Saved data entries:
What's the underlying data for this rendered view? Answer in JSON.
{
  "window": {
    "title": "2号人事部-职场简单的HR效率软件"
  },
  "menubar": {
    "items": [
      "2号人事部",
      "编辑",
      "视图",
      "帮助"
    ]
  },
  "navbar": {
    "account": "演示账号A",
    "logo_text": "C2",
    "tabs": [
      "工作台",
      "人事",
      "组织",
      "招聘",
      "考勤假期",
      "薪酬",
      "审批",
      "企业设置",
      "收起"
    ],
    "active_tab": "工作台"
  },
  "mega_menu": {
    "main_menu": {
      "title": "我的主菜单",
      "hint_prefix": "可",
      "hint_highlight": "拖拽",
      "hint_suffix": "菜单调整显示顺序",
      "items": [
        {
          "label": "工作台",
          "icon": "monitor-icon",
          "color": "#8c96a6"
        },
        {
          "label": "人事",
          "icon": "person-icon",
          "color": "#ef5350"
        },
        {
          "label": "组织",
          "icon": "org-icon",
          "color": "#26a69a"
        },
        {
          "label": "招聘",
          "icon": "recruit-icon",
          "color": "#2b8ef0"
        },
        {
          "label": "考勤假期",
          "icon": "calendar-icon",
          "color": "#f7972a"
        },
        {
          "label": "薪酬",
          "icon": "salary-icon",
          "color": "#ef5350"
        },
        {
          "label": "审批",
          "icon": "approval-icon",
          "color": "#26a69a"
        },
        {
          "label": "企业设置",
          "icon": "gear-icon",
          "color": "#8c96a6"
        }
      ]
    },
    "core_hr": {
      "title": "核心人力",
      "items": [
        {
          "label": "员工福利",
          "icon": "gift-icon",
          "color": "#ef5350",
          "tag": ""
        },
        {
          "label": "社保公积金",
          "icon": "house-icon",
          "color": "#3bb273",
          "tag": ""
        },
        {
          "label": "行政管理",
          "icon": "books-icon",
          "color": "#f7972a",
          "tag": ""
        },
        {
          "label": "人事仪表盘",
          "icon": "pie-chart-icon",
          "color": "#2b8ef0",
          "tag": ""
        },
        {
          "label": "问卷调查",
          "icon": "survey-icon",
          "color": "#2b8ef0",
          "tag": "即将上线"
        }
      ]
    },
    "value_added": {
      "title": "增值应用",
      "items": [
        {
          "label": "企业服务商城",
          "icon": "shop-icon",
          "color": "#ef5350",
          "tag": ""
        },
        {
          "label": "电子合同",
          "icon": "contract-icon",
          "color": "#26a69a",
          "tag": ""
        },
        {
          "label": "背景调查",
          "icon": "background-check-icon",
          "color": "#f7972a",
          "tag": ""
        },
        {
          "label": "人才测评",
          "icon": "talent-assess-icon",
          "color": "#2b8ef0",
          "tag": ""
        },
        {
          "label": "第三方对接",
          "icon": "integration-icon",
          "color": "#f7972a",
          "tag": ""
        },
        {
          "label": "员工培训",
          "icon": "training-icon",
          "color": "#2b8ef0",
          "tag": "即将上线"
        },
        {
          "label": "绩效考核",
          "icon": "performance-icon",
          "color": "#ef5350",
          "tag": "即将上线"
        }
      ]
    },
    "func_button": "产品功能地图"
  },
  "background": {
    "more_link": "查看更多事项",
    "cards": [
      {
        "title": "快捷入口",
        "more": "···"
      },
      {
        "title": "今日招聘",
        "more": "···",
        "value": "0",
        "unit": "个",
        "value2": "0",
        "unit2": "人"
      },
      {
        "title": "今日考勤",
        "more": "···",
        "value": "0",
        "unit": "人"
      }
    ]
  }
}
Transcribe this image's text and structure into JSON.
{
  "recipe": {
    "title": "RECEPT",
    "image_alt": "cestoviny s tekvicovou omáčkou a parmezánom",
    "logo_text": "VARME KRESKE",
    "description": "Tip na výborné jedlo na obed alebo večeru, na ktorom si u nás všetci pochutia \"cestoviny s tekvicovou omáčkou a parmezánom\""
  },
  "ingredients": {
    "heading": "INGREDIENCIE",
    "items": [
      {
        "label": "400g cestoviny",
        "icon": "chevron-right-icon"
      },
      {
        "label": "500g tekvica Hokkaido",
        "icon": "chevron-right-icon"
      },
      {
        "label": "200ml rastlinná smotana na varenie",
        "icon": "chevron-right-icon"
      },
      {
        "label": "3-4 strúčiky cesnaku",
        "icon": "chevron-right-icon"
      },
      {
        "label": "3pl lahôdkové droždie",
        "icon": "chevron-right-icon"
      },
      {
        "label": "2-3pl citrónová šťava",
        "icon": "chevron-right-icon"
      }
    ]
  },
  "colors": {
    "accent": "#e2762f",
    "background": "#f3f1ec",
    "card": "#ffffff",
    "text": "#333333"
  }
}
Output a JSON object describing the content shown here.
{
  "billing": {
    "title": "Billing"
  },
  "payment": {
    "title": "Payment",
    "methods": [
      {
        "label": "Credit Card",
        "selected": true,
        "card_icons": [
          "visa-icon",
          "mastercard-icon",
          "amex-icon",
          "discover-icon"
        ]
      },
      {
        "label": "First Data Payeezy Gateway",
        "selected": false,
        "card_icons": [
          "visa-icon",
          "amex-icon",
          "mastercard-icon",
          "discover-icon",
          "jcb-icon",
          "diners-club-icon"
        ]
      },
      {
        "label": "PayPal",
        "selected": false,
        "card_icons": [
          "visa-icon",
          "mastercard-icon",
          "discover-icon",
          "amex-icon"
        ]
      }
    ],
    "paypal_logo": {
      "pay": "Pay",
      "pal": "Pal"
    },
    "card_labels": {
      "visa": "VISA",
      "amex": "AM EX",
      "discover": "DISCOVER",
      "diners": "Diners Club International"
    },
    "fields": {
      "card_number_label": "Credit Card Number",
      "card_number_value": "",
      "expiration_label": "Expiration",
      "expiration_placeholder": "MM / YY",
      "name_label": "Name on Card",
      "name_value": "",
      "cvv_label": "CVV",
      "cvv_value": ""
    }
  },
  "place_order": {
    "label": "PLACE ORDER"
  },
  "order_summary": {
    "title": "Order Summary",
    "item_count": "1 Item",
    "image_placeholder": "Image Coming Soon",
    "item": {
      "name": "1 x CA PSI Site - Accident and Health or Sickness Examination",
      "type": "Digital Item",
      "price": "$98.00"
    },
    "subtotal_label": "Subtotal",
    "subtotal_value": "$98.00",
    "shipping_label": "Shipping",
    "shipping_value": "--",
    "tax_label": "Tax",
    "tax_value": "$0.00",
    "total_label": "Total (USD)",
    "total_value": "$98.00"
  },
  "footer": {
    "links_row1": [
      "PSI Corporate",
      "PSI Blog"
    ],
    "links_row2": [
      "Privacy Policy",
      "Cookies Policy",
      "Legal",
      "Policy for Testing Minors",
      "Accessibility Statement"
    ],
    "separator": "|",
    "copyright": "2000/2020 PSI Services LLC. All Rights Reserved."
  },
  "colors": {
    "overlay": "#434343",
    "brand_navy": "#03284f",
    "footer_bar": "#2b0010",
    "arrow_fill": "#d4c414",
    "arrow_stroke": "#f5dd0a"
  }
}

*Task brief*
Repeat all of the entries exactly.

*Written reply*
What's the underlying data for this rendered view? Answer in JSON.
{
  "window": {
    "title": "2号人事部-职场简单的HR效率软件"
  },
  "menubar": {
    "items": [
      "2号人事部",
      "编辑",
      "视图",
      "帮助"
    ]
  },
  "navbar": {
    "account": "演示账号A",
    "logo_text": "C2",
    "tabs": [
      "工作台",
      "人事",
      "组织",
      "招聘",
      "考勤假期",
      "薪酬",
      "审批",
      "企业设置",
      "收起"
    ],
    "active_tab": "工作台"
  },
  "mega_menu": {
    "main_menu": {
      "title": "我的主菜单",
      "hint_prefix": "可",
      "hint_highlight": "拖拽",
      "hint_suffix": "菜单调整显示顺序",
      "items": [
        {
          "label": "工作台",
          "icon": "monitor-icon",
          "color": "#8c96a6"
        },
        {
          "label": "人事",
          "icon": "person-icon",
          "color": "#ef5350"
        },
        {
          "label": "组织",
          "icon": "org-icon",
          "color": "#26a69a"
        },
        {
          "label": "招聘",
          "icon": "recruit-icon",
          "color": "#2b8ef0"
        },
        {
          "label": "考勤假期",
          "icon": "calendar-icon",
          "color": "#f7972a"
        },
        {
          "label": "薪酬",
          "icon": "salary-icon",
          "color": "#ef5350"
        },
        {
          "label": "审批",
          "icon": "approval-icon",
          "color": "#26a69a"
        },
        {
          "label": "企业设置",
          "icon": "gear-icon",
          "color": "#8c96a6"
        }
      ]
    },
    "core_hr": {
      "title": "核心人力",
      "items": [
        {
          "label": "员工福利",
          "icon": "gift-icon",
          "color": "#ef5350",
          "tag": ""
        },
        {
          "label": "社保公积金",
          "icon": "house-icon",
          "color": "#3bb273",
          "tag": ""
        },
        {
          "label": "行政管理",
          "icon": "books-icon",
          "color": "#f7972a",
          "tag": ""
        },
        {
          "label": "人事仪表盘",
          "icon": "pie-chart-icon",
          "color": "#2b8ef0",
          "tag": ""
        },
        {
          "label": "问卷调查",
          "icon": "survey-icon",
          "color": "#2b8ef0",
          "tag": "即将上线"
        }
      ]
    },
    "value_added": {
      "title": "增值应用",
      "items": [
        {
          "label": "企业服务商城",
          "icon": "shop-icon",
          "color": "#ef5350",
          "tag": ""
        },
        {
          "label": "电子合同",
          "icon": "contract-icon",
          "color": "#26a69a",
          "tag": ""
        },
        {
          "label": "背景调查",
          "icon": "background-check-icon",
          "color": "#f7972a",
          "tag": ""
        },
        {
          "label": "人才测评",
          "icon": "talent-assess-icon",
          "color": "#2b8ef0",
          "tag": ""
        },
        {
          "label": "第三方对接",
          "icon": "integration-icon",
          "color": "#f7972a",
          "tag": ""
        },
        {
          "label": "员工培训",
          "icon": "training-icon",
          "color": "#2b8ef0",
          "tag": "即将上线"
        },
        {
          "label": "绩效考核",
          "icon": "performance-icon",
          "color": "#ef5350",
          "tag": "即将上线"
        }
      ]
    },
    "func_button": "产品功能地图"
  },
  "background": {
    "more_link": "查看更多事项",
    "cards": [
      {
        "title": "快捷入口",
        "more": "···"
      },
      {
        "title": "今日招聘",
        "more": "···",
        "value": "0",
        "unit": "个",
        "value2": "0",
        "unit2": "人"
      },
      {
        "title": "今日考勤",
        "more": "···",
        "value": "0",
        "unit": "人"
      }
    ]
  }
}
Transcribe this image's text and structure into JSON.
{
  "recipe": {
    "title": "RECEPT",
    "image_alt": "cestoviny s tekvicovou omáčkou a parmezánom",
    "logo_text": "VARME KRESKE",
    "description": "Tip na výborné jedlo na obed alebo večeru, na ktorom si u nás všetci pochutia \"cestoviny s tekvicovou omáčkou a parmezánom\""
  },
  "ingredients": {
    "heading": "INGREDIENCIE",
    "items": [
      {
        "label": "400g cestoviny",
        "icon": "chevron-right-icon"
      },
      {
        "label": "500g tekvica Hokkaido",
        "icon": "chevron-right-icon"
      },
      {
        "label": "200ml rastlinná smotana na varenie",
        "icon": "chevron-right-icon"
      },
      {
        "label": "3-4 strúčiky cesnaku",
        "icon": "chevron-right-icon"
      },
      {
        "label": "3pl lahôdkové droždie",
        "icon": "chevron-right-icon"
      },
      {
        "label": "2-3pl citrónová šťava",
        "icon": "chevron-right-icon"
      }
    ]
  },
  "colors": {
    "accent": "#e2762f",
    "background": "#f3f1ec",
    "card": "#ffffff",
    "text": "#333333"
  }
}
Output a JSON object describing the content shown here.
{
  "billing": {
    "title": "Billing"
  },
  "payment": {
    "title": "Payment",
    "methods": [
      {
        "label": "Credit Card",
        "selected": true,
        "card_icons": [
          "visa-icon",
          "mastercard-icon",
          "amex-icon",
          "discover-icon"
        ]
      },
      {
        "label": "First Data Payeezy Gateway",
        "selected": false,
        "card_icons": [
          "visa-icon",
          "amex-icon",
          "mastercard-icon",
          "discover-icon",
          "jcb-icon",
          "diners-club-icon"
        ]
      },
      {
        "label": "PayPal",
        "selected": false,
        "card_icons": [
          "visa-icon",
          "mastercard-icon",
          "discover-icon",
          "amex-icon"
        ]
      }
    ],
    "paypal_logo": {
      "pay": "Pay",
      "pal": "Pal"
    },
    "card_labels": {
      "visa": "VISA",
      "amex": "AM EX",
      "discover": "DISCOVER",
      "diners": "Diners Club International"
    },
    "fields": {
      "card_number_label": "Credit Card Number",
      "card_number_value": "",
      "expiration_label": "Expiration",
      "expiration_placeholder": "MM / YY",
      "name_label": "Name on Card",
      "name_value": "",
      "cvv_label": "CVV",
      "cvv_value": ""
    }
  },
  "place_order": {
    "label": "PLACE ORDER"
  },
  "order_summary": {
    "title": "Order Summary",
    "item_count": "1 Item",
    "image_placeholder": "Image Coming Soon",
    "item": {
      "name": "1 x CA PSI Site - Accident and Health or Sickness Examination",
      "type": "Digital Item",
      "price": "$98.00"
    },
    "subtotal_label": "Subtotal",
    "subtotal_value": "$98.00",
    "shipping_label": "Shipping",
    "shipping_value": "--",
    "tax_label": "Tax",
    "tax_value": "$0.00",
    "total_label": "Total (USD)",
    "total_value": "$98.00"
  },
  "footer": {
    "links_row1": [
      "PSI Corporate",
      "PSI Blog"
    ],
    "links_row2": [
      "Privacy Policy",
      "Cookies Policy",
      "Legal",
      "Policy for Testing Minors",
      "Accessibility Statement"
    ],
    "separator": "|",
    "copyright": "2000/2020 PSI Services LLC. All Rights Reserved."
  },
  "colors": {
    "overlay": "#434343",
    "brand_navy": "#03284f",
    "footer_bar": "#2b0010",
    "arrow_fill": "#d4c414",
    "arrow_stroke": "#f5dd0a"
  }
}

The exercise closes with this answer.